======== Material provided ========

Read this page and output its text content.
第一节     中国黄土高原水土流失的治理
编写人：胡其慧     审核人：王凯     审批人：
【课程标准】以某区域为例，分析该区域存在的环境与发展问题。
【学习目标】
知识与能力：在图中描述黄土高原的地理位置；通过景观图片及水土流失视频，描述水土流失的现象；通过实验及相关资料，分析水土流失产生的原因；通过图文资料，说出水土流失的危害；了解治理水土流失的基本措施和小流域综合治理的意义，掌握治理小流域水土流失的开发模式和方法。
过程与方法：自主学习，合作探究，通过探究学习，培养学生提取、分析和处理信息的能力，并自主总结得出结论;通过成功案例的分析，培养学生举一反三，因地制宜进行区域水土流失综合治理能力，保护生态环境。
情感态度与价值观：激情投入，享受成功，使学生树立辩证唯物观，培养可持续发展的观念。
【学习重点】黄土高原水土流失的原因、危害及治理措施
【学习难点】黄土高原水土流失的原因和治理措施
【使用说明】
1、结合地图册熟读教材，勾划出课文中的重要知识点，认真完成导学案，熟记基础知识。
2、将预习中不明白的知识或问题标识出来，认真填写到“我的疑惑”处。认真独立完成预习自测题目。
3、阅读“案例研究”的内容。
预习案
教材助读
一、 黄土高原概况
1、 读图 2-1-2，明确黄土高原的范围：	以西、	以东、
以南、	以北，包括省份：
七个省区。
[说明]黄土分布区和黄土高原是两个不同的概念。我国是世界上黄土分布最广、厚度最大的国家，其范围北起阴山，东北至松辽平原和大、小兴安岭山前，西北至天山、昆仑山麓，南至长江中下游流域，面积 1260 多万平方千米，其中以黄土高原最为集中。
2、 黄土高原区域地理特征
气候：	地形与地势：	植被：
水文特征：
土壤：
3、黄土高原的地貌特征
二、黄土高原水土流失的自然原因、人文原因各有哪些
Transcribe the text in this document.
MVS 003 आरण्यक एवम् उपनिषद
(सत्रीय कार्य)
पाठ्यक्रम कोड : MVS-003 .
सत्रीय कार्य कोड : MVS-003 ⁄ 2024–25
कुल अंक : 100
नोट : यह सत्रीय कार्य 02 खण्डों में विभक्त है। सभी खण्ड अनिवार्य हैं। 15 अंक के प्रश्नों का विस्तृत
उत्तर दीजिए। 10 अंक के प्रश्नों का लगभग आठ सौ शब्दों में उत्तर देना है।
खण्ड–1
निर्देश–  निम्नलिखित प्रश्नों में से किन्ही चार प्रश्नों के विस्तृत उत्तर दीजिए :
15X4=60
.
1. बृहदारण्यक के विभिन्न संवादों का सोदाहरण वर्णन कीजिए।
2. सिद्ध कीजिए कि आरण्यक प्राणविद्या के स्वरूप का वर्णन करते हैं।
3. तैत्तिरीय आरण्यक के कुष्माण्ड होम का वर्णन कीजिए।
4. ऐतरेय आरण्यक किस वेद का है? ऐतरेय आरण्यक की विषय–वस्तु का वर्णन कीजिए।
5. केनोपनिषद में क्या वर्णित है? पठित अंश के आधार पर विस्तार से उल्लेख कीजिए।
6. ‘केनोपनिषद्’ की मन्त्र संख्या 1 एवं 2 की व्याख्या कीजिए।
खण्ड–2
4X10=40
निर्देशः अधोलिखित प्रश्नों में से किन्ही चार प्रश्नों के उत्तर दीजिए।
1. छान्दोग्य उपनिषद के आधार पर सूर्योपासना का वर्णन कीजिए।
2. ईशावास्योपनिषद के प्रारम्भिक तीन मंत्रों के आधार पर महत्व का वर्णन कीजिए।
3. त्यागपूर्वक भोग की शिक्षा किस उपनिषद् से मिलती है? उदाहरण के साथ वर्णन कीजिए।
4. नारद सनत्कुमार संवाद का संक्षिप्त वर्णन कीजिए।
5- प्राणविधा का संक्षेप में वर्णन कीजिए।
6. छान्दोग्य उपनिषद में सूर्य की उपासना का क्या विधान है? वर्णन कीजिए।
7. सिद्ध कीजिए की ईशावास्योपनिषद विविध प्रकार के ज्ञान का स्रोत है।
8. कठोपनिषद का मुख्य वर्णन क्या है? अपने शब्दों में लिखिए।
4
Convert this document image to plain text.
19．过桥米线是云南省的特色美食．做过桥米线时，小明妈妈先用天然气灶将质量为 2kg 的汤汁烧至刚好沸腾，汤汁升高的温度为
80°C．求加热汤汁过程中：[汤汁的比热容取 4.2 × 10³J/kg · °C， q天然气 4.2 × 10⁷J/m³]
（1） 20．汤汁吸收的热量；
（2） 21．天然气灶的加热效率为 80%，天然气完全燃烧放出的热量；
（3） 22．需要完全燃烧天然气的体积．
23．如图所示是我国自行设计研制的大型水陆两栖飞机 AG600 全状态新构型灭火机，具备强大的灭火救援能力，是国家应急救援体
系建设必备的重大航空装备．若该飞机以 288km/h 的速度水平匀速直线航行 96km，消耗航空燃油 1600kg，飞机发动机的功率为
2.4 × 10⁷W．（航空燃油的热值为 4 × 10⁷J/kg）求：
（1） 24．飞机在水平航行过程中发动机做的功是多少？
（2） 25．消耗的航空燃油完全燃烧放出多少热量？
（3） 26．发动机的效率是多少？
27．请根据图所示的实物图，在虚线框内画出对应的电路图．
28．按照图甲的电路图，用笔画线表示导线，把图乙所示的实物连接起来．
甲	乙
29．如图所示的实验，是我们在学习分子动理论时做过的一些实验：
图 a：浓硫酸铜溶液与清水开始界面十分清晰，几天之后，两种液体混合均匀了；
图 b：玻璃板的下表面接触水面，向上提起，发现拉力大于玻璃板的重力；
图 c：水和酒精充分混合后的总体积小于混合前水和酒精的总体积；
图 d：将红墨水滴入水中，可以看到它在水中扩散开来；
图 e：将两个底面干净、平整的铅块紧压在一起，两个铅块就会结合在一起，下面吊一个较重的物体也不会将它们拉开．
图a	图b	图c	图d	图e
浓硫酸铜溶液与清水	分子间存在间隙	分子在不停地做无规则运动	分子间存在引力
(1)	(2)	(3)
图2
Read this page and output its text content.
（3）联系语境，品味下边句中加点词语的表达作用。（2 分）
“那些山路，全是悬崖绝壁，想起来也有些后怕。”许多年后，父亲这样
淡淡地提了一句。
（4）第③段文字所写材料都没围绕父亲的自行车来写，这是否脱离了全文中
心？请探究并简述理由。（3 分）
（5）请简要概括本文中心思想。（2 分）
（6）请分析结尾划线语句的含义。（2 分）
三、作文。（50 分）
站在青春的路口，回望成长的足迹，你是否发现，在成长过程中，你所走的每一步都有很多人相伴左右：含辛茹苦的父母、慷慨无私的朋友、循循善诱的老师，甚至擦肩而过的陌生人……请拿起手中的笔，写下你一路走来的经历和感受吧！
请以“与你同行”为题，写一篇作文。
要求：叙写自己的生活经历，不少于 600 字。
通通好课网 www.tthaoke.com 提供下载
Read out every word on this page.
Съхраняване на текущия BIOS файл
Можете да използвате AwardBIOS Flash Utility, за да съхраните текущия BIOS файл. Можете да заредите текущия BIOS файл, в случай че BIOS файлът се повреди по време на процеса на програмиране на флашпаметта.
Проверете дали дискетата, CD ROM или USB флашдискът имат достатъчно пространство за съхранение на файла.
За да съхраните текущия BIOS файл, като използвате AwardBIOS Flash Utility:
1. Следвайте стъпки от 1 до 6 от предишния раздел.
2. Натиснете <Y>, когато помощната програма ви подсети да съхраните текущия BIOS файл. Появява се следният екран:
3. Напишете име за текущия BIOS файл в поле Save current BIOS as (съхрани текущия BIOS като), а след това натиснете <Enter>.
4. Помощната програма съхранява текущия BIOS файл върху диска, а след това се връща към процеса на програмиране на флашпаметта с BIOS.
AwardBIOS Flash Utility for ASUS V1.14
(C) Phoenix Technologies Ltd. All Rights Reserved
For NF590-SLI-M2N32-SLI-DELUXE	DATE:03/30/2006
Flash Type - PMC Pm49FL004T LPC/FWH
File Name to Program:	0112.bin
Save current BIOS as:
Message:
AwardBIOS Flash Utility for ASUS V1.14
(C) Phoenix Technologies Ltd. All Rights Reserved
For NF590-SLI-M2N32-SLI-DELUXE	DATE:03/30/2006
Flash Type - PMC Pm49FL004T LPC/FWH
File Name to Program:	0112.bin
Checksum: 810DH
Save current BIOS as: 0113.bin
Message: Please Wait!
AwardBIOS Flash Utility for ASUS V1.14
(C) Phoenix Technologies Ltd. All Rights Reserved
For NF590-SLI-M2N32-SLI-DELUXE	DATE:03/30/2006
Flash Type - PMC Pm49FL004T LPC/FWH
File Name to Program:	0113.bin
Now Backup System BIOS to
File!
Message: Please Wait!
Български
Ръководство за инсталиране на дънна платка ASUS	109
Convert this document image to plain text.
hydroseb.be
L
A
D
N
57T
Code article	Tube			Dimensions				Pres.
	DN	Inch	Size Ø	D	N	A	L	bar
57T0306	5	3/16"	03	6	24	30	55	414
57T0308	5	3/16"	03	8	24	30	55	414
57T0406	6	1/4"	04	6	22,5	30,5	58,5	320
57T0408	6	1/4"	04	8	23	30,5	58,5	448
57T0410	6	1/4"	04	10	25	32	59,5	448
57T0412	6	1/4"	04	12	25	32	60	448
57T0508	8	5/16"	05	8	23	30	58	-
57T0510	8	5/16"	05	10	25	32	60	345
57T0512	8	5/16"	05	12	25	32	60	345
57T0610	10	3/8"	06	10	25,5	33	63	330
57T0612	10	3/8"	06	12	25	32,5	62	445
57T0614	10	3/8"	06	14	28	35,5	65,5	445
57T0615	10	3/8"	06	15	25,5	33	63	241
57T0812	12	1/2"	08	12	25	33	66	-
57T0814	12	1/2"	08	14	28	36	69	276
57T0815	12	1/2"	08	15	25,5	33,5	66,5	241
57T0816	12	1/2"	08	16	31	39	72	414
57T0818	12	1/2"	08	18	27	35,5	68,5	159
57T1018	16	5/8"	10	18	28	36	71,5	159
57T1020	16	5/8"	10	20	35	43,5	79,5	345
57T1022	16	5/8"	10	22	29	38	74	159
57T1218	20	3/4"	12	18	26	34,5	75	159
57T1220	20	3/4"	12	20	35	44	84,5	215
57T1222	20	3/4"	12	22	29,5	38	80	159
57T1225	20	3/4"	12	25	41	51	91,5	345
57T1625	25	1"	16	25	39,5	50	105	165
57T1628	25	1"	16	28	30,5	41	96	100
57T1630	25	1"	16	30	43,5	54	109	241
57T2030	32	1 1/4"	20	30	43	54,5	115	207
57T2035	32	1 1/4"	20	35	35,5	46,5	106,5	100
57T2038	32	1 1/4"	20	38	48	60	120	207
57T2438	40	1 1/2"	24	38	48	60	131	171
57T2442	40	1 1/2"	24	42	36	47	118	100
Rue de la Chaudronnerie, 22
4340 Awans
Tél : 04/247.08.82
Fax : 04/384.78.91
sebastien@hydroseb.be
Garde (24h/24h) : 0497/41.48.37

========

- _What to produce_:
Each line holding "програмиране" must be found and copied.

- _Task answer_:
Можете да използвате AwardBIOS Flash Utility, за да съхраните текущия BIOS файл. Можете да заредите текущия BIOS файл, в случай че BIOS файлът се повреди по време на процеса на програмиране на флашпаметта.
4. Помощната програма съхранява текущия BIOS файл върху диска, а след това се връща към процеса на програмиране на флашпаметта с BIOS.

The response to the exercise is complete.